**DO THIS**
Look below and pull out each line with the word "Clim".

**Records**
· · · · · · ·

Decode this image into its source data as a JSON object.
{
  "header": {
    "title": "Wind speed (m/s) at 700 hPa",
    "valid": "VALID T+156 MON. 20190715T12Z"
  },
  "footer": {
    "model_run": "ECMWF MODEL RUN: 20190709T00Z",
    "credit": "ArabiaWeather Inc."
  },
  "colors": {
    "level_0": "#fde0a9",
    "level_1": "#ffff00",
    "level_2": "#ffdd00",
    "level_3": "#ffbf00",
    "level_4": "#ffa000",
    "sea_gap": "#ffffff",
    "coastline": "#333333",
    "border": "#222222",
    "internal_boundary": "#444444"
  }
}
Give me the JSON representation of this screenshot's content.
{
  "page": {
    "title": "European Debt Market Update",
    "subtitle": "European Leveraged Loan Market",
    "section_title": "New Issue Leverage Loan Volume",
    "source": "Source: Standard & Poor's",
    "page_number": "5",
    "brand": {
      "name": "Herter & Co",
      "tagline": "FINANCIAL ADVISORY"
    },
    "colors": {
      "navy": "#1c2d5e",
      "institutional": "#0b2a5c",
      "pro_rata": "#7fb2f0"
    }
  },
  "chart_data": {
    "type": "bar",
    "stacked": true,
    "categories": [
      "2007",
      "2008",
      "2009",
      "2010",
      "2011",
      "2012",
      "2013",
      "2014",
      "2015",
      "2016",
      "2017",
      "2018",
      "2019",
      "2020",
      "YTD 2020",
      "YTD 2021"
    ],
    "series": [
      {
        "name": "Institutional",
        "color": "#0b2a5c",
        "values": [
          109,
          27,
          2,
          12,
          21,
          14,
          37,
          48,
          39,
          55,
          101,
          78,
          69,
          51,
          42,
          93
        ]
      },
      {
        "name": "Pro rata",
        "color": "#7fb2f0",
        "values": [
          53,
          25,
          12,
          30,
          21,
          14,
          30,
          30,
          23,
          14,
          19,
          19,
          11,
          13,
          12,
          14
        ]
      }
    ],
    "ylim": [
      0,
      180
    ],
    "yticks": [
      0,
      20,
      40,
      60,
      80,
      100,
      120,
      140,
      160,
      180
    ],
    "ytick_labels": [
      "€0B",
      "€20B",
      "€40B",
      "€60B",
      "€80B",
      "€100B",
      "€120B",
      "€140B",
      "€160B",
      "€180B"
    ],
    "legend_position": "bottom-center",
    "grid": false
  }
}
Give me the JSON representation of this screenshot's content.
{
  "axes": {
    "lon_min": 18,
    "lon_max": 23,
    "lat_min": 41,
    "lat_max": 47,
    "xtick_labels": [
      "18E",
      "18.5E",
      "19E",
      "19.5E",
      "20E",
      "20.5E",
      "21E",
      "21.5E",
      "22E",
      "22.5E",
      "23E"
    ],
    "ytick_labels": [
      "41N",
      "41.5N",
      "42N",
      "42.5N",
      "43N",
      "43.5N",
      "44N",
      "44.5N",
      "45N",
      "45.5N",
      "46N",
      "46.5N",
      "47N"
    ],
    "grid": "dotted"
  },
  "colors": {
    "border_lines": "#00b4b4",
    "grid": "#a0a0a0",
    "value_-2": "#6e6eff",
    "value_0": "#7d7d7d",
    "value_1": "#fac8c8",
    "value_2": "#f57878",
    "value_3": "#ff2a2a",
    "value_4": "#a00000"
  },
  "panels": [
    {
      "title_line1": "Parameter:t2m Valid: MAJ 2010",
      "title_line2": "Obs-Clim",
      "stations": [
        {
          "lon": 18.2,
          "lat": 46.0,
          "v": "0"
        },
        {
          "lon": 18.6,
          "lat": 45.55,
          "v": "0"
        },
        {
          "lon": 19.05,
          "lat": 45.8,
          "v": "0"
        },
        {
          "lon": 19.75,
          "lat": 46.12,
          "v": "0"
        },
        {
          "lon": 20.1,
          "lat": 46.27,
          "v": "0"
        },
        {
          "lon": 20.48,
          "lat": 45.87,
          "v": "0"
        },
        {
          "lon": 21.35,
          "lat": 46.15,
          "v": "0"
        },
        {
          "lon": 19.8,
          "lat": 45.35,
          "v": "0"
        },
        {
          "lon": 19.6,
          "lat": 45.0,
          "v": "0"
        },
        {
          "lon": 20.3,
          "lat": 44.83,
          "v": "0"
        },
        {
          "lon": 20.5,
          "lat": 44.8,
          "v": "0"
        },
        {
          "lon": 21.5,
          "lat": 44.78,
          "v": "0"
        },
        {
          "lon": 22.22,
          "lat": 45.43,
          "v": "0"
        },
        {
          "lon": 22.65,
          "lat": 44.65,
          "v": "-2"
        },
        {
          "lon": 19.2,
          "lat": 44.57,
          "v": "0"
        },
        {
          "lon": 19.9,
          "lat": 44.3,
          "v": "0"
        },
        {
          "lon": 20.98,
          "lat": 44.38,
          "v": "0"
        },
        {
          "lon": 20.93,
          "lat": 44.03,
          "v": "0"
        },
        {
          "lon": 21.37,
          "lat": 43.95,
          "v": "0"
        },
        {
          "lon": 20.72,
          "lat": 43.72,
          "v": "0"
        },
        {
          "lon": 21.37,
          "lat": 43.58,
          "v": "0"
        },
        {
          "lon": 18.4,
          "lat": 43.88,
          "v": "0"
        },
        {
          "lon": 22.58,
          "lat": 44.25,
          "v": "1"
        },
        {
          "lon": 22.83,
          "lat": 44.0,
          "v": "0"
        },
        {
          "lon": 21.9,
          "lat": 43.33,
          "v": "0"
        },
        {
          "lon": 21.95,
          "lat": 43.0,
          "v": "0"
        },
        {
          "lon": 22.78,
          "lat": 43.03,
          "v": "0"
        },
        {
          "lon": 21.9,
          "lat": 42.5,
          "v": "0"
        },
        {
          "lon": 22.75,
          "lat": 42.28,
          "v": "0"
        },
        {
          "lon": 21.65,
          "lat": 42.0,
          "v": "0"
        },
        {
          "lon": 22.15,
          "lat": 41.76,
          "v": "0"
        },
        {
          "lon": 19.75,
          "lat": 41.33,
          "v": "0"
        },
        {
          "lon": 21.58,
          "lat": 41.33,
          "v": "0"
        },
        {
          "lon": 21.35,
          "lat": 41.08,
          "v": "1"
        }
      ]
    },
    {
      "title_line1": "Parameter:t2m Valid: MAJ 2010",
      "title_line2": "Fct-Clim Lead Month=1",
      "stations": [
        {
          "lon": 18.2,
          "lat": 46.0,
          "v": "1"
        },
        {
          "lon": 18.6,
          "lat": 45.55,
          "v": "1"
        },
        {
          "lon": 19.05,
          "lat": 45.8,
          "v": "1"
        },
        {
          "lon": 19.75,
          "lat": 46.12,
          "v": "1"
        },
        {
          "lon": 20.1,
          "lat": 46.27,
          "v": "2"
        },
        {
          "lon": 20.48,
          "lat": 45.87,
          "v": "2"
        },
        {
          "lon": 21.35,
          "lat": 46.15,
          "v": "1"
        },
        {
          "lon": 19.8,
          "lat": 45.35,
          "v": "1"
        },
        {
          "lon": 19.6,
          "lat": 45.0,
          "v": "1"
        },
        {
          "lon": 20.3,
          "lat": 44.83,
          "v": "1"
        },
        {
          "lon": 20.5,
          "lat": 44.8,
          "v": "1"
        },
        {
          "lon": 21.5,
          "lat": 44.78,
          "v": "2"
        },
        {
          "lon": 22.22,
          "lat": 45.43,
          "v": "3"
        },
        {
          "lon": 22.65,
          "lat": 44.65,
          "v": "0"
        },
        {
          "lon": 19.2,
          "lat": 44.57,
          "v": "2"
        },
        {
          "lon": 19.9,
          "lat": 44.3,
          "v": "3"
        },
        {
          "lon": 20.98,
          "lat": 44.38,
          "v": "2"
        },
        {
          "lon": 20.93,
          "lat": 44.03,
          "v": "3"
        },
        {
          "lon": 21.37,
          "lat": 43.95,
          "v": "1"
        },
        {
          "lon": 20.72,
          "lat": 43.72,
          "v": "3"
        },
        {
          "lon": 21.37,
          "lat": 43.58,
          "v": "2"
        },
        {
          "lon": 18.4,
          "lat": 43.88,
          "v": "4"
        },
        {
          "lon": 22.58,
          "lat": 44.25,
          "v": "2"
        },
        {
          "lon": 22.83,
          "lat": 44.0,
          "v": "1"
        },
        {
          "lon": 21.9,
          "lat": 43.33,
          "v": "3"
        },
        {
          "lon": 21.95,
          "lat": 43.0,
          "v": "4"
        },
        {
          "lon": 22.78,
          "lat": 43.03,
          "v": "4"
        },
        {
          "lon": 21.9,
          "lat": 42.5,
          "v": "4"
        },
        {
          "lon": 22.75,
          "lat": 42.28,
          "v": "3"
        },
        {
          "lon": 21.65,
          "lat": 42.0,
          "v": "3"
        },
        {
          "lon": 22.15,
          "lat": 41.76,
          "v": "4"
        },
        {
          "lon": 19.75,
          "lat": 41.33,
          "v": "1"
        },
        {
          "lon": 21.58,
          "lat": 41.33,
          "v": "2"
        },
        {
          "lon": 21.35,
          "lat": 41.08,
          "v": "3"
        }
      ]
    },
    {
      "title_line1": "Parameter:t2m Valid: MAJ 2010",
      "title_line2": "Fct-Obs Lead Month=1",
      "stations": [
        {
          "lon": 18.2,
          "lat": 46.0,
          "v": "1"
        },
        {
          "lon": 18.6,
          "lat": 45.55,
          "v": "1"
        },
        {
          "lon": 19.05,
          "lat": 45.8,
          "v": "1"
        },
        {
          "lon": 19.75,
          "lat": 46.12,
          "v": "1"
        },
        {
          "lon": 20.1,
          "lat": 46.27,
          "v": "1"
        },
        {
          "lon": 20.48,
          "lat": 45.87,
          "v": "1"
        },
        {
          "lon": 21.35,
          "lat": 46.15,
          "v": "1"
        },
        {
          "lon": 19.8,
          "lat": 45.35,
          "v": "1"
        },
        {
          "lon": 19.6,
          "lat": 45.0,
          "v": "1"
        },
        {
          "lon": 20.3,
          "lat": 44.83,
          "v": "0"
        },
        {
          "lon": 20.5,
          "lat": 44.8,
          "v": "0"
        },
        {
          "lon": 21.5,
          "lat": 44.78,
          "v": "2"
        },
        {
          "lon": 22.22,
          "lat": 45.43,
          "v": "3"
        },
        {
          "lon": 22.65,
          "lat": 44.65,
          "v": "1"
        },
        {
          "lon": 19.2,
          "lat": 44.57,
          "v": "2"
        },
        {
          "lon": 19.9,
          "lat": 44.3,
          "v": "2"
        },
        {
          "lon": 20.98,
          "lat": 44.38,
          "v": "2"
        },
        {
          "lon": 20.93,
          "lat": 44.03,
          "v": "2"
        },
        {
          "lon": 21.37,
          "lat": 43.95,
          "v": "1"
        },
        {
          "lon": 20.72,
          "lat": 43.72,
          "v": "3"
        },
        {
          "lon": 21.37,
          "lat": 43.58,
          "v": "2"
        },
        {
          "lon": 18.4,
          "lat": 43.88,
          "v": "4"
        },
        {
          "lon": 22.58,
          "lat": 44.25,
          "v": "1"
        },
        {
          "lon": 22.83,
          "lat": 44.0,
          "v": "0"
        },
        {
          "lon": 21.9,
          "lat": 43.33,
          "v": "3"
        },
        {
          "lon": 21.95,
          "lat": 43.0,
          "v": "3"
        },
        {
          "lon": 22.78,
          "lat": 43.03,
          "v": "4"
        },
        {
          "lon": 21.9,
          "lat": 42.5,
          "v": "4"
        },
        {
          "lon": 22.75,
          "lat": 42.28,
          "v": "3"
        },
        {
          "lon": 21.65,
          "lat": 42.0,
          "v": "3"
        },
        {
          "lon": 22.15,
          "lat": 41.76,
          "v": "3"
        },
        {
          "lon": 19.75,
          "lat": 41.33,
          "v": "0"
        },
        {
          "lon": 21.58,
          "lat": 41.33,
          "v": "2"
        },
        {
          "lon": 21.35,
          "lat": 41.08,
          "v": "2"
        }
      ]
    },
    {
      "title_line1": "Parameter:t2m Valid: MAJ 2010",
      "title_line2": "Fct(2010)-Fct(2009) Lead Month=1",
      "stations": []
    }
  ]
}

· · · · · · ·

**RESULT**
      "title_line2": "Obs-Clim",
      "title_line2": "Fct-Clim Lead Month=1",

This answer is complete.